Write out every line of the material exactly as it appears.

◆ Provided entries:
* BEGIN *
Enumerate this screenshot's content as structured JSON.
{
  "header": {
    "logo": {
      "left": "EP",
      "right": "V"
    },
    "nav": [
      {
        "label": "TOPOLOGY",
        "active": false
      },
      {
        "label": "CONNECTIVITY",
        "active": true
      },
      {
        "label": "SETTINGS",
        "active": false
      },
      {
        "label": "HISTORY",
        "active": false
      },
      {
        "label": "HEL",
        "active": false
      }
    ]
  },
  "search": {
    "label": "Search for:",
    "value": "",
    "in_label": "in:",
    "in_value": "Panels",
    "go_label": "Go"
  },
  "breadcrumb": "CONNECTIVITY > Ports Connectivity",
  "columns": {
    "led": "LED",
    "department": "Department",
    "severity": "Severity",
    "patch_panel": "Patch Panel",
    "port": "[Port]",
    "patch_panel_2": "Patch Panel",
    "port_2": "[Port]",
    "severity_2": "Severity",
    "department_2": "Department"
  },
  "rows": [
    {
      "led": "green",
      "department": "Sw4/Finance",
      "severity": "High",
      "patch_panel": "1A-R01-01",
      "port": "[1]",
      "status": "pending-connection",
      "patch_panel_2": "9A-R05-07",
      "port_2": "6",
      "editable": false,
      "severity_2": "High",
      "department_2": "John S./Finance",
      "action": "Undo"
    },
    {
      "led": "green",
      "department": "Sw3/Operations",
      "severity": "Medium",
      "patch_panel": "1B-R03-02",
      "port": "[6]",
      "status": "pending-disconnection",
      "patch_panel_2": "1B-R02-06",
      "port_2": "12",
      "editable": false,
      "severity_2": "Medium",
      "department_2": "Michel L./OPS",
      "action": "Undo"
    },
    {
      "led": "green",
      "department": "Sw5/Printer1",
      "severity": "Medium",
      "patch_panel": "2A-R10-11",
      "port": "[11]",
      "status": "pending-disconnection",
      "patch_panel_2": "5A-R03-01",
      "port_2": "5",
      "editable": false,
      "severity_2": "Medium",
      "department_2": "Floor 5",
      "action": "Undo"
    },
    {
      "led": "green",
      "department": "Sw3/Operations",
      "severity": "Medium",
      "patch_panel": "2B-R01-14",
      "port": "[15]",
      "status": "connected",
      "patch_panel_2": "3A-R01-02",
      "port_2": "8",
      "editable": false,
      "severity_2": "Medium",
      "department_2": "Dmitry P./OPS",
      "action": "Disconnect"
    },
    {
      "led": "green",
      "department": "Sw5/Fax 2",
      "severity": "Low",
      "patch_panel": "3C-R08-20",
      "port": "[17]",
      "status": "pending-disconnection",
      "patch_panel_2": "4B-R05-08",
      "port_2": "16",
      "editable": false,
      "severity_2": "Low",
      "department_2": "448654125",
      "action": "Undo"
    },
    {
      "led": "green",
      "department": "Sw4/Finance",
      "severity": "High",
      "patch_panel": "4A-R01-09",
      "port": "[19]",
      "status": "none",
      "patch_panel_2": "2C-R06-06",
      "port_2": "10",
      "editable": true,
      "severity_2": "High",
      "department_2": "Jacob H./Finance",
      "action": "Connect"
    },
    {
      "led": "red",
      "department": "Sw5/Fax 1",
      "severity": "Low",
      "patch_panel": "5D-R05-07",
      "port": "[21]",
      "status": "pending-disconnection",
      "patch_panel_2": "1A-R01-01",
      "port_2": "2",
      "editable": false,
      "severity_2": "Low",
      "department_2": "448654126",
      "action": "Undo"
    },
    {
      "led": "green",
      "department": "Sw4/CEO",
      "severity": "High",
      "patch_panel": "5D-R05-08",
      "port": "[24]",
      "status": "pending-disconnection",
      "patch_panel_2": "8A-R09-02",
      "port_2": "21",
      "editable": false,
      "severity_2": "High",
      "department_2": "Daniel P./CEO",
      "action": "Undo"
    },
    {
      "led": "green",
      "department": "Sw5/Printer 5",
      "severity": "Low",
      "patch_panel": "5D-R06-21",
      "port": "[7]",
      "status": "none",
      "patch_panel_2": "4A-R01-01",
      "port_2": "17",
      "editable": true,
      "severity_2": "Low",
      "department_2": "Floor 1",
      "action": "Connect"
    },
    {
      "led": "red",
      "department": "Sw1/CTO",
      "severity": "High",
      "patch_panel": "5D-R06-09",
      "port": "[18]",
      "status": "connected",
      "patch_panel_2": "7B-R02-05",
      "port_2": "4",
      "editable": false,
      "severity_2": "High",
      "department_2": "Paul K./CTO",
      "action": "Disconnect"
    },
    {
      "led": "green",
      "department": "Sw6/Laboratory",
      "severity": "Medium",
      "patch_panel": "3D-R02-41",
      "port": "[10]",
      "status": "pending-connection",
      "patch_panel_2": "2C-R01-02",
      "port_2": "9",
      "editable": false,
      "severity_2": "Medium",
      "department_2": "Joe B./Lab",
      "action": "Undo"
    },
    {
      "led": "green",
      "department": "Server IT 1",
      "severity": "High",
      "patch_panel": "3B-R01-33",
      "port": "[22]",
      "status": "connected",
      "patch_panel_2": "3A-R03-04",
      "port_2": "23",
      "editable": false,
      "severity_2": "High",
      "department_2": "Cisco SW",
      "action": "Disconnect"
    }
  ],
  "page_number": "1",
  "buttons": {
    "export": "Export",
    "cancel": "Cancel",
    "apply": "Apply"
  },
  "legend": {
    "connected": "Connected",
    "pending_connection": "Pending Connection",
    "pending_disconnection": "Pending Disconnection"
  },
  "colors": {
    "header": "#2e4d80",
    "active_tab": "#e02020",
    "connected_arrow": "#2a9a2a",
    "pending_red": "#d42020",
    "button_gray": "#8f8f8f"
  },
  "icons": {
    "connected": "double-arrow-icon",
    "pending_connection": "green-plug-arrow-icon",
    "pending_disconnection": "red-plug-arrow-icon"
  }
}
* END *
◆ The completed task:
Enumerate this screenshot's content as structured JSON.
{
  "header": {
    "logo": {
      "left": "EP",
      "right": "V"
    },
    "nav": [
      {
        "label": "TOPOLOGY",
        "active": false
      },
      {
        "label": "CONNECTIVITY",
        "active": true
      },
      {
        "label": "SETTINGS",
        "active": false
      },
      {
        "label": "HISTORY",
        "active": false
      },
      {
        "label": "HEL",
        "active": false
      }
    ]
  },
  "search": {
    "label": "Search for:",
    "value": "",
    "in_label": "in:",
    "in_value": "Panels",
    "go_label": "Go"
  },
  "breadcrumb": "CONNECTIVITY > Ports Connectivity",
  "columns": {
    "led": "LED",
    "department": "Department",
    "severity": "Severity",
    "patch_panel": "Patch Panel",
    "port": "[Port]",
    "patch_panel_2": "Patch Panel",
    "port_2": "[Port]",
    "severity_2": "Severity",
    "department_2": "Department"
  },
  "rows": [
    {
      "led": "green",
      "department": "Sw4/Finance",
      "severity": "High",
      "patch_panel": "1A-R01-01",
      "port": "[1]",
      "status": "pending-connection",
      "patch_panel_2": "9A-R05-07",
      "port_2": "6",
      "editable": false,
      "severity_2": "High",
      "department_2": "John S./Finance",
      "action": "Undo"
    },
    {
      "led": "green",
      "department": "Sw3/Operations",
      "severity": "Medium",
      "patch_panel": "1B-R03-02",
      "port": "[6]",
      "status": "pending-disconnection",
      "patch_panel_2": "1B-R02-06",
      "port_2": "12",
      "editable": false,
      "severity_2": "Medium",
      "department_2": "Michel L./OPS",
      "action": "Undo"
    },
    {
      "led": "green",
      "department": "Sw5/Printer1",
      "severity": "Medium",
      "patch_panel": "2A-R10-11",
      "port": "[11]",
      "status": "pending-disconnection",
      "patch_panel_2": "5A-R03-01",
      "port_2": "5",
      "editable": false,
      "severity_2": "Medium",
      "department_2": "Floor 5",
      "action": "Undo"
    },
    {
      "led": "green",
      "department": "Sw3/Operations",
      "severity": "Medium",
      "patch_panel": "2B-R01-14",
      "port": "[15]",
      "status": "connected",
      "patch_panel_2": "3A-R01-02",
      "port_2": "8",
      "editable": false,
      "severity_2": "Medium",
      "department_2": "Dmitry P./OPS",
      "action": "Disconnect"
    },
    {
      "led": "green",
      "department": "Sw5/Fax 2",
      "severity": "Low",
      "patch_panel": "3C-R08-20",
      "port": "[17]",
      "status": "pending-disconnection",
      "patch_panel_2": "4B-R05-08",
      "port_2": "16",
      "editable": false,
      "severity_2": "Low",
      "department_2": "448654125",
      "action": "Undo"
    },
    {
      "led": "green",
      "department": "Sw4/Finance",
      "severity": "High",
      "patch_panel": "4A-R01-09",
      "port": "[19]",
      "status": "none",
      "patch_panel_2": "2C-R06-06",
      "port_2": "10",
      "editable": true,
      "severity_2": "High",
      "department_2": "Jacob H./Finance",
      "action": "Connect"
    },
    {
      "led": "red",
      "department": "Sw5/Fax 1",
      "severity": "Low",
      "patch_panel": "5D-R05-07",
      "port": "[21]",
      "status": "pending-disconnection",
      "patch_panel_2": "1A-R01-01",
      "port_2": "2",
      "editable": false,
      "severity_2": "Low",
      "department_2": "448654126",
      "action": "Undo"
    },
    {
      "led": "green",
      "department": "Sw4/CEO",
      "severity": "High",
      "patch_panel": "5D-R05-08",
      "port": "[24]",
      "status": "pending-disconnection",
      "patch_panel_2": "8A-R09-02",
      "port_2": "21",
      "editable": false,
      "severity_2": "High",
      "department_2": "Daniel P./CEO",
      "action": "Undo"
    },
    {
      "led": "green",
      "department": "Sw5/Printer 5",
      "severity": "Low",
      "patch_panel": "5D-R06-21",
      "port": "[7]",
      "status": "none",
      "patch_panel_2": "4A-R01-01",
      "port_2": "17",
      "editable": true,
      "severity_2": "Low",
      "department_2": "Floor 1",
      "action": "Connect"
    },
    {
      "led": "red",
      "department": "Sw1/CTO",
      "severity": "High",
      "patch_panel": "5D-R06-09",
      "port": "[18]",
      "status": "connected",
      "patch_panel_2": "7B-R02-05",
      "port_2": "4",
      "editable": false,
      "severity_2": "High",
      "department_2": "Paul K./CTO",
      "action": "Disconnect"
    },
    {
      "led": "green",
      "department": "Sw6/Laboratory",
      "severity": "Medium",
      "patch_panel": "3D-R02-41",
      "port": "[10]",
      "status": "pending-connection",
      "patch_panel_2": "2C-R01-02",
      "port_2": "9",
      "editable": false,
      "severity_2": "Medium",
      "department_2": "Joe B./Lab",
      "action": "Undo"
    },
    {
      "led": "green",
      "department": "Server IT 1",
      "severity": "High",
      "patch_panel": "3B-R01-33",
      "port": "[22]",
      "status": "connected",
      "patch_panel_2": "3A-R03-04",
      "port_2": "23",
      "editable": false,
      "severity_2": "High",
      "department_2": "Cisco SW",
      "action": "Disconnect"
    }
  ],
  "page_number": "1",
  "buttons": {
    "export": "Export",
    "cancel": "Cancel",
    "apply": "Apply"
  },
  "legend": {
    "connected": "Connected",
    "pending_connection": "Pending Connection",
    "pending_disconnection": "Pending Disconnection"
  },
  "colors": {
    "header": "#2e4d80",
    "active_tab": "#e02020",
    "connected_arrow": "#2a9a2a",
    "pending_red": "#d42020",
    "button_gray": "#8f8f8f"
  },
  "icons": {
    "connected": "double-arrow-icon",
    "pending_connection": "green-plug-arrow-icon",
    "pending_disconnection": "red-plug-arrow-icon"
  }
}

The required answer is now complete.